Stated goal a => Return these records unchanged, starting at their first line and stopping after the line containing "bar[interactable] — [673, 206, 680, 317]". Include both of those lines and nothing beyond them.

Document extract =>

Start

WYFFELS: I don't think anything anymore surprises me. I wish something did, but I don't think they do. I think the creativity that's used, that results in those threats, continues to grow and that's the real concerning issue. It's that organized community that continues to invest in research to identify new vectors to succeed. I think I see this across our industry, to all FIs. I think we all have customers that are impacted by this, and in some form of fashion I think we all see it.
KITTEN: When we asked institutions in our survey about the types of fraud that they felt best prepared to prevent and detect, they said they felt best prepared to fight ACH and wire fraud, followed by check and credit and debit fraud. They feel far less prepared to fight vishing, phishing and ATM fraud. Does that surprise you?
WYFFELS: No. My initial reaction would be no to that; it doesn't surprise me. I think there are a couple of different approaches here, two different things here that you have to think about. There's the fraud channel and then our fraud vectors. So ATM - that channel is subject to the environment that surrounds them and it's pretty challenging for a bank to control something that's in an environment that they don't have any control of. I think you get as creative as possible as you can to mitigate that risk, but at the end of the day sometimes those environments where those ATM lives you don't control.

End

Stated goal b => Retype the whole interview excerpt on bank fraud word for word.

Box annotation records
Start

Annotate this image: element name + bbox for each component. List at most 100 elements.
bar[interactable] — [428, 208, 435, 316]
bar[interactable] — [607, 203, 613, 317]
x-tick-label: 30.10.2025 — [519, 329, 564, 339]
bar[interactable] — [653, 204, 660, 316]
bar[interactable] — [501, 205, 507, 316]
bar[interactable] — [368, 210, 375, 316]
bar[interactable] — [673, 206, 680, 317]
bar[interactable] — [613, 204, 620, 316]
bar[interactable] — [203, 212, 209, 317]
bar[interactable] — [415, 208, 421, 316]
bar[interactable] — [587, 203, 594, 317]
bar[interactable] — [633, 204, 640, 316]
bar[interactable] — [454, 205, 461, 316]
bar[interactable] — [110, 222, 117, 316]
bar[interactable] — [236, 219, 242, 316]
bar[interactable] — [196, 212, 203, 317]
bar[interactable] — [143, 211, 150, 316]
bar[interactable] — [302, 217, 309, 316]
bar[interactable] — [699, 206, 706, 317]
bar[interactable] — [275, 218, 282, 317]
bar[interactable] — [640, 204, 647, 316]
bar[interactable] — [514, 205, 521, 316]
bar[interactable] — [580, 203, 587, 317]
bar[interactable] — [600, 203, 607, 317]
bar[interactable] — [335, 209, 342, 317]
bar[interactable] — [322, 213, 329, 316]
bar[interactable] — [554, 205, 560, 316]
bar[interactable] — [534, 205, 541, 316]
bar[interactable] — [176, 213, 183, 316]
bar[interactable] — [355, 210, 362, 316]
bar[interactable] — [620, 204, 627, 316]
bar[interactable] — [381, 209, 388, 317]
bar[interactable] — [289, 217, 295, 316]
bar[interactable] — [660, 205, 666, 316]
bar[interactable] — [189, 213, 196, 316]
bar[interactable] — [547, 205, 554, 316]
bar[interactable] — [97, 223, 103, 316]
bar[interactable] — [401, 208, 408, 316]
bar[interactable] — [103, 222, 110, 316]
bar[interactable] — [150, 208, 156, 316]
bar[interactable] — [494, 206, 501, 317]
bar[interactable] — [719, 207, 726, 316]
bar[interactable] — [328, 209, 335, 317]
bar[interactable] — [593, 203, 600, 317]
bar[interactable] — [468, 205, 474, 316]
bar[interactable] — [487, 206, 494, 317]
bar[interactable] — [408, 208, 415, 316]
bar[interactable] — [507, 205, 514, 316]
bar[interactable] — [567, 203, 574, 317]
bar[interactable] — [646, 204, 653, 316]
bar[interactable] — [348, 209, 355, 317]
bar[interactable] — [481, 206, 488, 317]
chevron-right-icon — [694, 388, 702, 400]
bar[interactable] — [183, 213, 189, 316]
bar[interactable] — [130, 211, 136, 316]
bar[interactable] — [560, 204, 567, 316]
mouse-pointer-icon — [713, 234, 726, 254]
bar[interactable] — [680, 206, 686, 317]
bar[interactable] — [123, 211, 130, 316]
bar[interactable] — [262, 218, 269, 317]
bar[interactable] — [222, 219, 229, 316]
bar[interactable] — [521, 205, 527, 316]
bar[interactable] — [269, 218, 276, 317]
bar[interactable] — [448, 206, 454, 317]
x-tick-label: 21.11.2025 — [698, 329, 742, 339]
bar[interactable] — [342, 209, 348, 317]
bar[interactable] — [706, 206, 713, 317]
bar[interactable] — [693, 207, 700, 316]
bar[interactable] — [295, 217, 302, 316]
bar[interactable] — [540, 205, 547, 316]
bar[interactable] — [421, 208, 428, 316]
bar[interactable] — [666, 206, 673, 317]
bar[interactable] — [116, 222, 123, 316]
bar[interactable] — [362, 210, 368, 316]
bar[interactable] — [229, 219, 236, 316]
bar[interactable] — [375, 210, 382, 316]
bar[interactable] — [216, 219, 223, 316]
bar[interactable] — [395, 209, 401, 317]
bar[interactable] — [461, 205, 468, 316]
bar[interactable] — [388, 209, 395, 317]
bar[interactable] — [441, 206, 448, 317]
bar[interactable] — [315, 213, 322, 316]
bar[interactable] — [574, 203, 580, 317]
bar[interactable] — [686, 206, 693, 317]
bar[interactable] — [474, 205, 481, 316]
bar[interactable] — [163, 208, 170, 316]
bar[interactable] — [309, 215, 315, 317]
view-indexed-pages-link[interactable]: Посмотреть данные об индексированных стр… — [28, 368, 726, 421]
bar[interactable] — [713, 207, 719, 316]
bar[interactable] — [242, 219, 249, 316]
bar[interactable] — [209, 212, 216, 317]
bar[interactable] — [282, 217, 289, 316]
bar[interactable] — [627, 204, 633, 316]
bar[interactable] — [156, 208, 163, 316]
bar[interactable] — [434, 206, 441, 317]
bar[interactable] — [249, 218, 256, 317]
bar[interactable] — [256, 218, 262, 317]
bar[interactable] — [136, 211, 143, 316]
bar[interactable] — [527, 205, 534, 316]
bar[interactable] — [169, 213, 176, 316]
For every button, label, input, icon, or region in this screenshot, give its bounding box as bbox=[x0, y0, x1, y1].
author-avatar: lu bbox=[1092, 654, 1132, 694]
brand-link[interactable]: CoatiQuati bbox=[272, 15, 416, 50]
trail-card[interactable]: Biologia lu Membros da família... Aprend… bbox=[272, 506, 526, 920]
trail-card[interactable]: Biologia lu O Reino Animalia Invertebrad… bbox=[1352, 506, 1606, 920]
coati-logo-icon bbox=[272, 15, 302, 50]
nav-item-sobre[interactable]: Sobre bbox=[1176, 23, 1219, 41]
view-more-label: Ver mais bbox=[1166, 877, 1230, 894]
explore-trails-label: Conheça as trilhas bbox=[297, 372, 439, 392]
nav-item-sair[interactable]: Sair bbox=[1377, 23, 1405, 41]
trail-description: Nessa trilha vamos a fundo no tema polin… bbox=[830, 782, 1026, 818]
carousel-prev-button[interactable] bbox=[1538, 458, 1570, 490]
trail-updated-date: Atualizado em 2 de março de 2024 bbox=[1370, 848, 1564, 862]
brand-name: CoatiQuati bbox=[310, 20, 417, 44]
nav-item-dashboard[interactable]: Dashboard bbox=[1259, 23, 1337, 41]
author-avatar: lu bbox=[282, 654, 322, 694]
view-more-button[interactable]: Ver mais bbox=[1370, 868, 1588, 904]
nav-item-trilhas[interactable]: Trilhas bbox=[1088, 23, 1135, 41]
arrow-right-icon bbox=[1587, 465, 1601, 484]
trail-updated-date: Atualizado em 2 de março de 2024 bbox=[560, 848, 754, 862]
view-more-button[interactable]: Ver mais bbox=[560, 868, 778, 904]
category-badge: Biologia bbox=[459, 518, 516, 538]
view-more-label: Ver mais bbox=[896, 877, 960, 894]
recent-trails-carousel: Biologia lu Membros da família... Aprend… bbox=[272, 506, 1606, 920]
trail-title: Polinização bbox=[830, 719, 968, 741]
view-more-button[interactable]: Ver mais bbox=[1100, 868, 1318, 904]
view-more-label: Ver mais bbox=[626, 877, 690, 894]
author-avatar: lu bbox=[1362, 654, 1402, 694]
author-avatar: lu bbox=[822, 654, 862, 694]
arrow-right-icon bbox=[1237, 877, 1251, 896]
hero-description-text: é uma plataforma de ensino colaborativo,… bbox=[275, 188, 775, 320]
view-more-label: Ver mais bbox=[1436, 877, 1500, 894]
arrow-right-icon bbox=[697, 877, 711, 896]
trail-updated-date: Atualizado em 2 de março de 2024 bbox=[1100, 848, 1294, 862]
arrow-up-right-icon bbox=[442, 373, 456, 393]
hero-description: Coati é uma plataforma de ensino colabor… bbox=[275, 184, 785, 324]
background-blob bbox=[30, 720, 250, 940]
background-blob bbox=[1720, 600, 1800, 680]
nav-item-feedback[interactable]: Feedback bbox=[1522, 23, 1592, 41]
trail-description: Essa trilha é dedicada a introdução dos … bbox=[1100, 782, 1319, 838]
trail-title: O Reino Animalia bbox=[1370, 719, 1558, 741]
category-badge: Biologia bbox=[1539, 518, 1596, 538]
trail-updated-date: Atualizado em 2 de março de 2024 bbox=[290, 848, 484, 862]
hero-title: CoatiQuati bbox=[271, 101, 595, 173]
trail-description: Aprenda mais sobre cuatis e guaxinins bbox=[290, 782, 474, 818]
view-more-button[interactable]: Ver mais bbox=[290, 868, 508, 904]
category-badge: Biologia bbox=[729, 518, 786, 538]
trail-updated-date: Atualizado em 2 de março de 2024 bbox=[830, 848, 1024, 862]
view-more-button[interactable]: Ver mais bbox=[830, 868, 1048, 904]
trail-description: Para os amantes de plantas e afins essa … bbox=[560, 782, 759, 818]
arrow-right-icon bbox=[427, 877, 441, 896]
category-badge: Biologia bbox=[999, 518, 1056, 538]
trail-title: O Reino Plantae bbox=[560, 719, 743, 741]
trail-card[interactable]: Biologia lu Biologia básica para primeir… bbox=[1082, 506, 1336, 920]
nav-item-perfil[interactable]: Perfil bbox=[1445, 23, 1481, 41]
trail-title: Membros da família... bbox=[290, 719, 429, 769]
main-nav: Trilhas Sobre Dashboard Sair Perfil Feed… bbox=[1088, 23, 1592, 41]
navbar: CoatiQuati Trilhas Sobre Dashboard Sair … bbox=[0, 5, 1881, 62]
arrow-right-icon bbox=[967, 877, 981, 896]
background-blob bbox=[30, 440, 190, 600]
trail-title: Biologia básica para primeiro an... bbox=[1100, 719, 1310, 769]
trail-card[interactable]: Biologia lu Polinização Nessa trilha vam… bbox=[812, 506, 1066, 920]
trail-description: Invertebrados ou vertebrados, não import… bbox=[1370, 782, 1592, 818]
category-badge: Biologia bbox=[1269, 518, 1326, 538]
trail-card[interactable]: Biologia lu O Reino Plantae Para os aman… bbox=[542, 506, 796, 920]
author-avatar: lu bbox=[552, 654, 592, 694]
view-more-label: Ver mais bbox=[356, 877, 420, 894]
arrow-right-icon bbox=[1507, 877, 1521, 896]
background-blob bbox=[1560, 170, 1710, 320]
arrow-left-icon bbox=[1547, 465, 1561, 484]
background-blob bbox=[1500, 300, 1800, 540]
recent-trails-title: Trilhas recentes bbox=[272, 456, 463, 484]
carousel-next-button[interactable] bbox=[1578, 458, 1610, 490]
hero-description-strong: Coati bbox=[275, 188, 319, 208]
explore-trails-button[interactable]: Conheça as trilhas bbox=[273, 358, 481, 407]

End

Worked answer a =>
Annotate this image: element name + bbox for each component. List at most 100 elements.
bar[interactable] — [428, 208, 435, 316]
bar[interactable] — [607, 203, 613, 317]
x-tick-label: 30.10.2025 — [519, 329, 564, 339]
bar[interactable] — [653, 204, 660, 316]
bar[interactable] — [501, 205, 507, 316]
bar[interactable] — [368, 210, 375, 316]
bar[interactable] — [673, 206, 680, 317]

Worked answer b =>
WYFFELS: I don't think anything anymore surprises me. I wish something did, but I don't think they do. I think the creativity that's used, that results in those threats, continues to grow and that's the real concerning issue. It's that organized community that continues to invest in research to identify new vectors to succeed. I think I see this across our industry, to all FIs. I think we all have customers that are impacted by this, and in some form of fashion I think we all see it.
KITTEN: When we asked institutions in our survey about the types of fraud that they felt best prepared to prevent and detect, they said they felt best prepared to fight ACH and wire fraud, followed by check and credit and debit fraud. They feel far less prepared to fight vishing, phishing and ATM fraud. Does that surprise you?
WYFFELS: No. My initial reaction would be no to that; it doesn't surprise me. I think there are a couple of different approaches here, two different things here that you have to think about. There's the fraud channel and then our fraud vectors. So ATM - that channel is subject to the environment that surrounds them and it's pretty challenging for a bank to control something that's in an environment that they don't have any control of. I think you get as creative as possible as you can to mitigate that risk, but at the end of the day sometimes those environments where those ATM lives you don't control.